Exactly as they appear, output all of the records. Skip any images.

GIVEN INFORMATION.
(begin)
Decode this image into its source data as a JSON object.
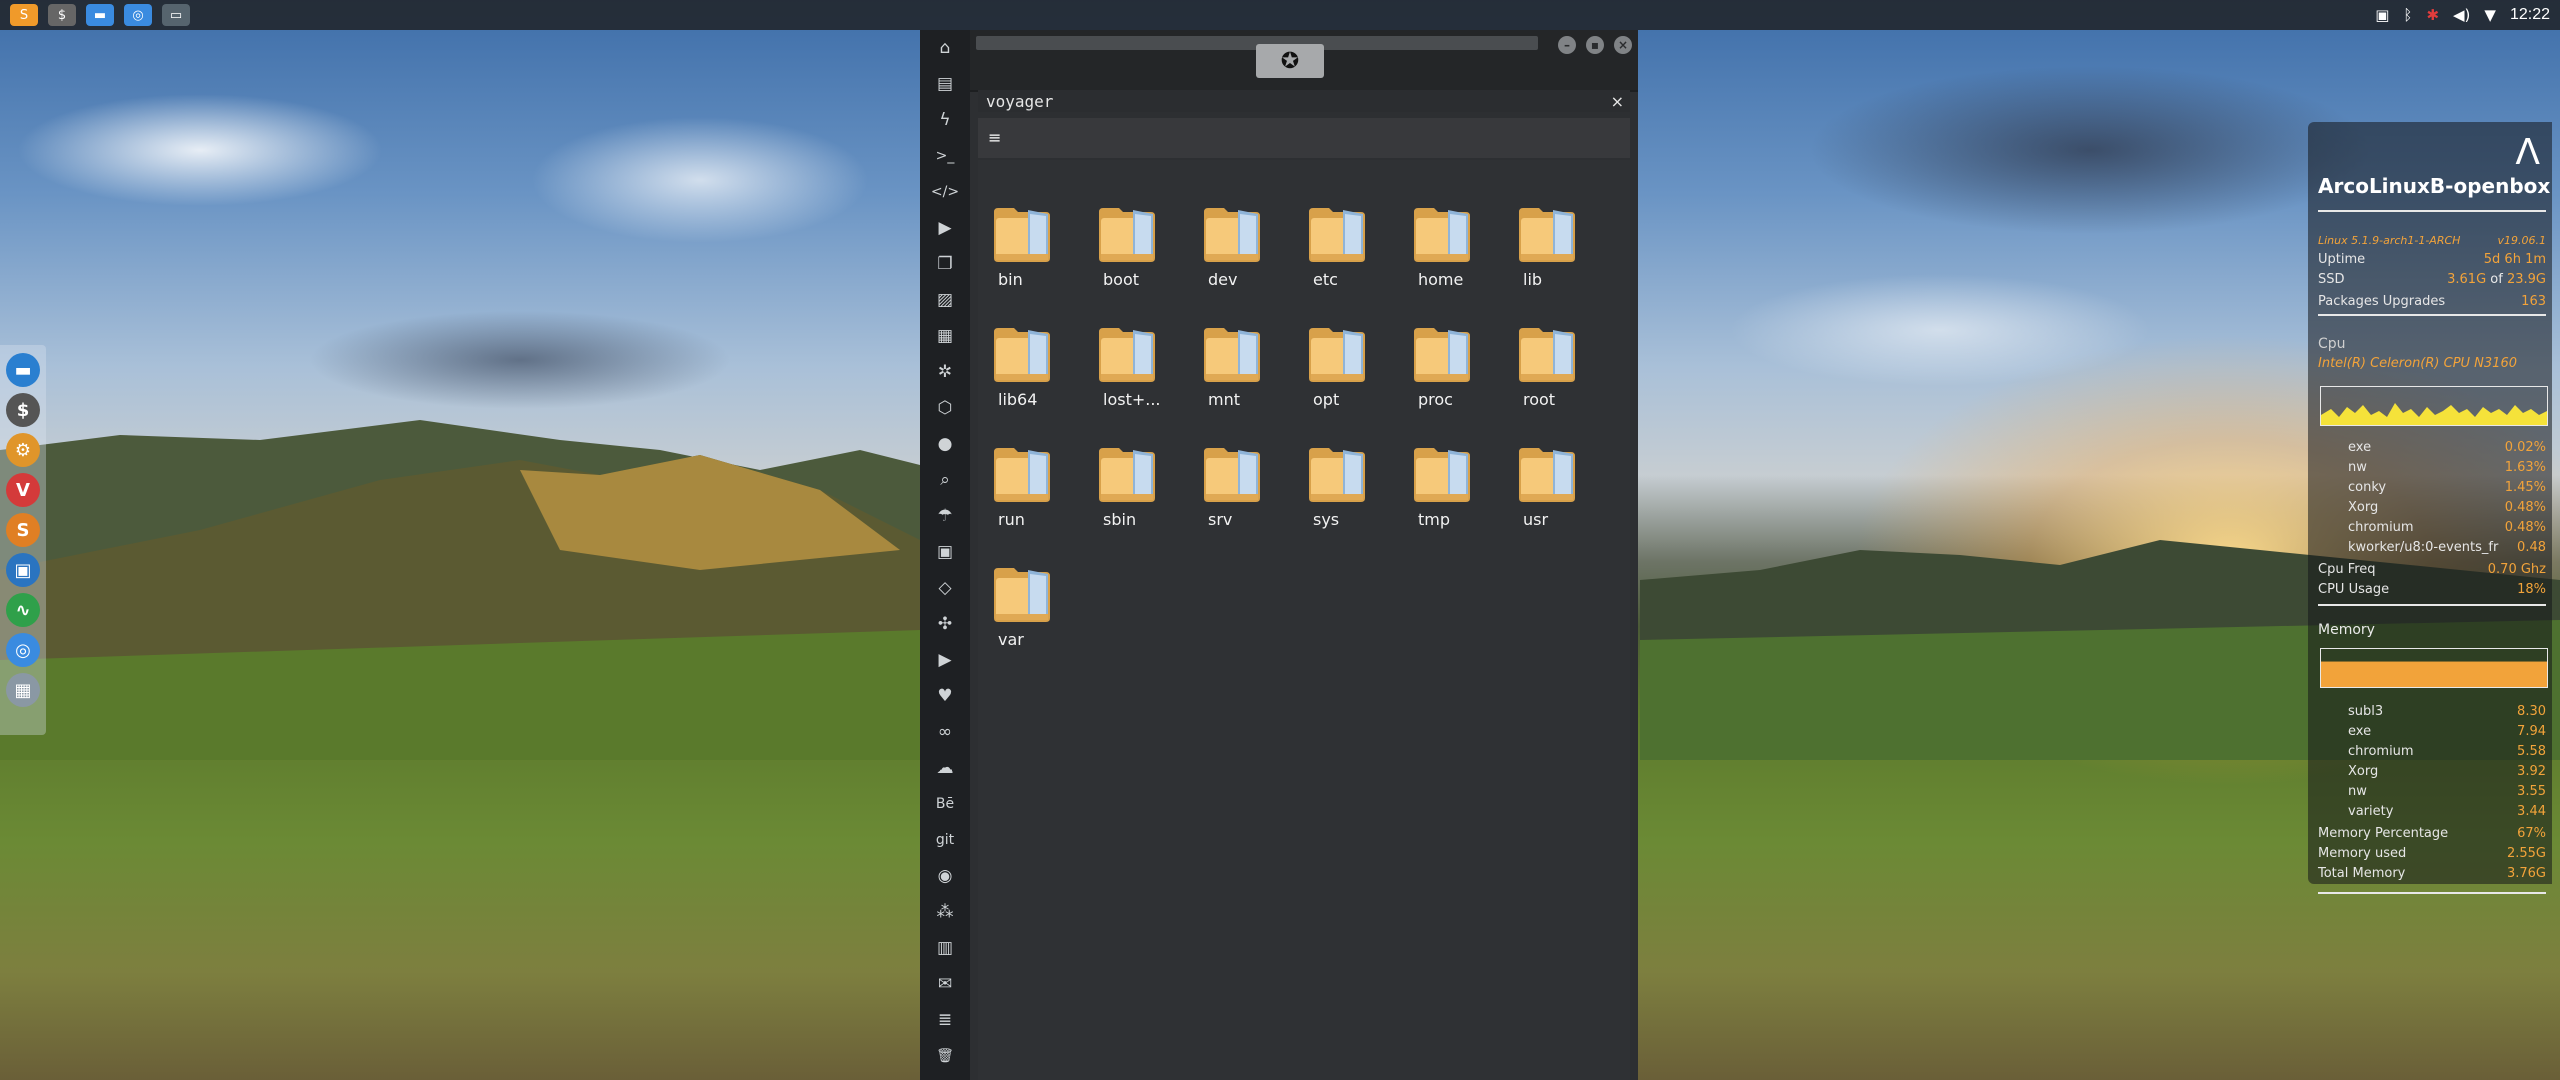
{
  "top_panel": {
    "apps": [
      {
        "icon": "sublime-text-icon",
        "glyph": "S",
        "color": "#f09a2a"
      },
      {
        "icon": "terminal-icon",
        "glyph": "$",
        "color": "#666"
      },
      {
        "icon": "files-icon",
        "glyph": "▬",
        "color": "#3a8be0"
      },
      {
        "icon": "chromium-icon",
        "glyph": "◎",
        "color": "#3a8be0"
      },
      {
        "icon": "workspace-icon",
        "glyph": "▭",
        "color": "#56646e"
      }
    ],
    "clock": "12:22"
  },
  "dock": {
    "items": [
      {
        "icon": "files-icon",
        "glyph": "▬",
        "color": "#2a7fd0"
      },
      {
        "icon": "terminal-icon",
        "glyph": "$",
        "color": "#555"
      },
      {
        "icon": "settings-icon",
        "glyph": "⚙",
        "color": "#e0952a"
      },
      {
        "icon": "vivaldi-icon",
        "glyph": "V",
        "color": "#d43a3a"
      },
      {
        "icon": "sublime-text-icon",
        "glyph": "S",
        "color": "#e07f24"
      },
      {
        "icon": "screenshot-icon",
        "glyph": "▣",
        "color": "#2a74c0"
      },
      {
        "icon": "system-monitor-icon",
        "glyph": "∿",
        "color": "#2fa04a"
      },
      {
        "icon": "chromium-icon",
        "glyph": "◎",
        "color": "#3a8be0"
      },
      {
        "icon": "workspaces-icon",
        "glyph": "▦",
        "color": "#8a98a4"
      }
    ]
  },
  "iconbar": [
    {
      "name": "home-icon",
      "glyph": "⌂"
    },
    {
      "name": "document-icon",
      "glyph": "▤"
    },
    {
      "name": "bolt-icon",
      "glyph": "ϟ"
    },
    {
      "name": "terminal-prompt-icon",
      "glyph": ">_"
    },
    {
      "name": "code-icon",
      "glyph": "</>"
    },
    {
      "name": "play-icon",
      "glyph": "▶"
    },
    {
      "name": "copy-icon",
      "glyph": "❐"
    },
    {
      "name": "image-icon",
      "glyph": "▨"
    },
    {
      "name": "newspaper-icon",
      "glyph": "▦"
    },
    {
      "name": "gear-icon",
      "glyph": "✲"
    },
    {
      "name": "hexagon-icon",
      "glyph": "⬡"
    },
    {
      "name": "globe-icon",
      "glyph": "●"
    },
    {
      "name": "search-icon",
      "glyph": "⌕"
    },
    {
      "name": "umbrella-icon",
      "glyph": "☂"
    },
    {
      "name": "contact-icon",
      "glyph": "▣"
    },
    {
      "name": "diamond-icon",
      "glyph": "◇"
    },
    {
      "name": "expand-icon",
      "glyph": "✣"
    },
    {
      "name": "youtube-icon",
      "glyph": "▶"
    },
    {
      "name": "heart-icon",
      "glyph": "♥"
    },
    {
      "name": "infinity-icon",
      "glyph": "∞"
    },
    {
      "name": "cloud-icon",
      "glyph": "☁"
    },
    {
      "name": "behance-icon",
      "glyph": "Bē"
    },
    {
      "name": "git-icon",
      "glyph": "git"
    },
    {
      "name": "github-icon",
      "glyph": "◉"
    },
    {
      "name": "cubes-icon",
      "glyph": "⁂"
    },
    {
      "name": "map-icon",
      "glyph": "▥"
    },
    {
      "name": "envelope-icon",
      "glyph": "✉"
    },
    {
      "name": "server-icon",
      "glyph": "≣"
    },
    {
      "name": "trash-icon",
      "glyph": "🗑"
    }
  ],
  "window": {
    "logo_icon": "rebel-alliance-icon",
    "logo_glyph": "✪",
    "pane_title": "voyager",
    "pane_close": "×",
    "menu_glyph": "≡",
    "folders": [
      "bin",
      "boot",
      "dev",
      "etc",
      "home",
      "lib",
      "lib64",
      "lost+...",
      "mnt",
      "opt",
      "proc",
      "root",
      "run",
      "sbin",
      "srv",
      "sys",
      "tmp",
      "usr",
      "var"
    ]
  },
  "conky": {
    "logo_glyph": "Λ",
    "hostname": "ArcoLinuxB-openbox",
    "kernel": "Linux 5.1.9-arch1-1-ARCH",
    "version": "v19.06.1",
    "uptime_label": "Uptime",
    "uptime_value": "5d 6h 1m",
    "ssd_label": "SSD",
    "ssd_used": "3.61G",
    "ssd_of": "of",
    "ssd_total": "23.9G",
    "packages_label": "Packages Upgrades",
    "packages_value": "163",
    "cpu_label": "Cpu",
    "cpu_model": "Intel(R) Celeron(R) CPU  N3160",
    "cpu_procs": [
      {
        "name": "exe",
        "value": "0.02%"
      },
      {
        "name": "nw",
        "value": "1.63%"
      },
      {
        "name": "conky",
        "value": "1.45%"
      },
      {
        "name": "Xorg",
        "value": "0.48%"
      },
      {
        "name": "chromium",
        "value": "0.48%"
      },
      {
        "name": "kworker/u8:0-events_fr",
        "value": "0.48"
      }
    ],
    "cpu_freq_label": "Cpu Freq",
    "cpu_freq_value": "0.70 Ghz",
    "cpu_usage_label": "CPU Usage",
    "cpu_usage_value": "18%",
    "memory_label": "Memory",
    "mem_procs": [
      {
        "name": "subl3",
        "value": "8.30"
      },
      {
        "name": "exe",
        "value": "7.94"
      },
      {
        "name": "chromium",
        "value": "5.58"
      },
      {
        "name": "Xorg",
        "value": "3.92"
      },
      {
        "name": "nw",
        "value": "3.55"
      },
      {
        "name": "variety",
        "value": "3.44"
      }
    ],
    "mem_pct_label": "Memory Percentage",
    "mem_pct_value": "67%",
    "mem_used_label": "Memory used",
    "mem_used_value": "2.55G",
    "mem_total_label": "Total Memory",
    "mem_total_value": "3.76G",
    "accent": "#f2a33a",
    "graph_color": "#f5e23a"
  }
}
(end)
REPLY TO THE TASK.
Decode this image into its source data as a JSON object.
{
  "top_panel": {
    "apps": [
      {
        "icon": "sublime-text-icon",
        "glyph": "S",
        "color": "#f09a2a"
      },
      {
        "icon": "terminal-icon",
        "glyph": "$",
        "color": "#666"
      },
      {
        "icon": "files-icon",
        "glyph": "▬",
        "color": "#3a8be0"
      },
      {
        "icon": "chromium-icon",
        "glyph": "◎",
        "color": "#3a8be0"
      },
      {
        "icon": "workspace-icon",
        "glyph": "▭",
        "color": "#56646e"
      }
    ],
    "clock": "12:22"
  },
  "dock": {
    "items": [
      {
        "icon": "files-icon",
        "glyph": "▬",
        "color": "#2a7fd0"
      },
      {
        "icon": "terminal-icon",
        "glyph": "$",
        "color": "#555"
      },
      {
        "icon": "settings-icon",
        "glyph": "⚙",
        "color": "#e0952a"
      },
      {
        "icon": "vivaldi-icon",
        "glyph": "V",
        "color": "#d43a3a"
      },
      {
        "icon": "sublime-text-icon",
        "glyph": "S",
        "color": "#e07f24"
      },
      {
        "icon": "screenshot-icon",
        "glyph": "▣",
        "color": "#2a74c0"
      },
      {
        "icon": "system-monitor-icon",
        "glyph": "∿",
        "color": "#2fa04a"
      },
      {
        "icon": "chromium-icon",
        "glyph": "◎",
        "color": "#3a8be0"
      },
      {
        "icon": "workspaces-icon",
        "glyph": "▦",
        "color": "#8a98a4"
      }
    ]
  },
  "iconbar": [
    {
      "name": "home-icon",
      "glyph": "⌂"
    },
    {
      "name": "document-icon",
      "glyph": "▤"
    },
    {
      "name": "bolt-icon",
      "glyph": "ϟ"
    },
    {
      "name": "terminal-prompt-icon",
      "glyph": ">_"
    },
    {
      "name": "code-icon",
      "glyph": "</>"
    },
    {
      "name": "play-icon",
      "glyph": "▶"
    },
    {
      "name": "copy-icon",
      "glyph": "❐"
    },
    {
      "name": "image-icon",
      "glyph": "▨"
    },
    {
      "name": "newspaper-icon",
      "glyph": "▦"
    },
    {
      "name": "gear-icon",
      "glyph": "✲"
    },
    {
      "name": "hexagon-icon",
      "glyph": "⬡"
    },
    {
      "name": "globe-icon",
      "glyph": "●"
    },
    {
      "name": "search-icon",
      "glyph": "⌕"
    },
    {
      "name": "umbrella-icon",
      "glyph": "☂"
    },
    {
      "name": "contact-icon",
      "glyph": "▣"
    },
    {
      "name": "diamond-icon",
      "glyph": "◇"
    },
    {
      "name": "expand-icon",
      "glyph": "✣"
    },
    {
      "name": "youtube-icon",
      "glyph": "▶"
    },
    {
      "name": "heart-icon",
      "glyph": "♥"
    },
    {
      "name": "infinity-icon",
      "glyph": "∞"
    },
    {
      "name": "cloud-icon",
      "glyph": "☁"
    },
    {
      "name": "behance-icon",
      "glyph": "Bē"
    },
    {
      "name": "git-icon",
      "glyph": "git"
    },
    {
      "name": "github-icon",
      "glyph": "◉"
    },
    {
      "name": "cubes-icon",
      "glyph": "⁂"
    },
    {
      "name": "map-icon",
      "glyph": "▥"
    },
    {
      "name": "envelope-icon",
      "glyph": "✉"
    },
    {
      "name": "server-icon",
      "glyph": "≣"
    },
    {
      "name": "trash-icon",
      "glyph": "🗑"
    }
  ],
  "window": {
    "logo_icon": "rebel-alliance-icon",
    "logo_glyph": "✪",
    "pane_title": "voyager",
    "pane_close": "×",
    "menu_glyph": "≡",
    "folders": [
      "bin",
      "boot",
      "dev",
      "etc",
      "home",
      "lib",
      "lib64",
      "lost+...",
      "mnt",
      "opt",
      "proc",
      "root",
      "run",
      "sbin",
      "srv",
      "sys",
      "tmp",
      "usr",
      "var"
    ]
  },
  "conky": {
    "logo_glyph": "Λ",
    "hostname": "ArcoLinuxB-openbox",
    "kernel": "Linux 5.1.9-arch1-1-ARCH",
    "version": "v19.06.1",
    "uptime_label": "Uptime",
    "uptime_value": "5d 6h 1m",
    "ssd_label": "SSD",
    "ssd_used": "3.61G",
    "ssd_of": "of",
    "ssd_total": "23.9G",
    "packages_label": "Packages Upgrades",
    "packages_value": "163",
    "cpu_label": "Cpu",
    "cpu_model": "Intel(R) Celeron(R) CPU  N3160",
    "cpu_procs": [
      {
        "name": "exe",
        "value": "0.02%"
      },
      {
        "name": "nw",
        "value": "1.63%"
      },
      {
        "name": "conky",
        "value": "1.45%"
      },
      {
        "name": "Xorg",
        "value": "0.48%"
      },
      {
        "name": "chromium",
        "value": "0.48%"
      },
      {
        "name": "kworker/u8:0-events_fr",
        "value": "0.48"
      }
    ],
    "cpu_freq_label": "Cpu Freq",
    "cpu_freq_value": "0.70 Ghz",
    "cpu_usage_label": "CPU Usage",
    "cpu_usage_value": "18%",
    "memory_label": "Memory",
    "mem_procs": [
      {
        "name": "subl3",
        "value": "8.30"
      },
      {
        "name": "exe",
        "value": "7.94"
      },
      {
        "name": "chromium",
        "value": "5.58"
      },
      {
        "name": "Xorg",
        "value": "3.92"
      },
      {
        "name": "nw",
        "value": "3.55"
      },
      {
        "name": "variety",
        "value": "3.44"
      }
    ],
    "mem_pct_label": "Memory Percentage",
    "mem_pct_value": "67%",
    "mem_used_label": "Memory used",
    "mem_used_value": "2.55G",
    "mem_total_label": "Total Memory",
    "mem_total_value": "3.76G",
    "accent": "#f2a33a",
    "graph_color": "#f5e23a"
  }
}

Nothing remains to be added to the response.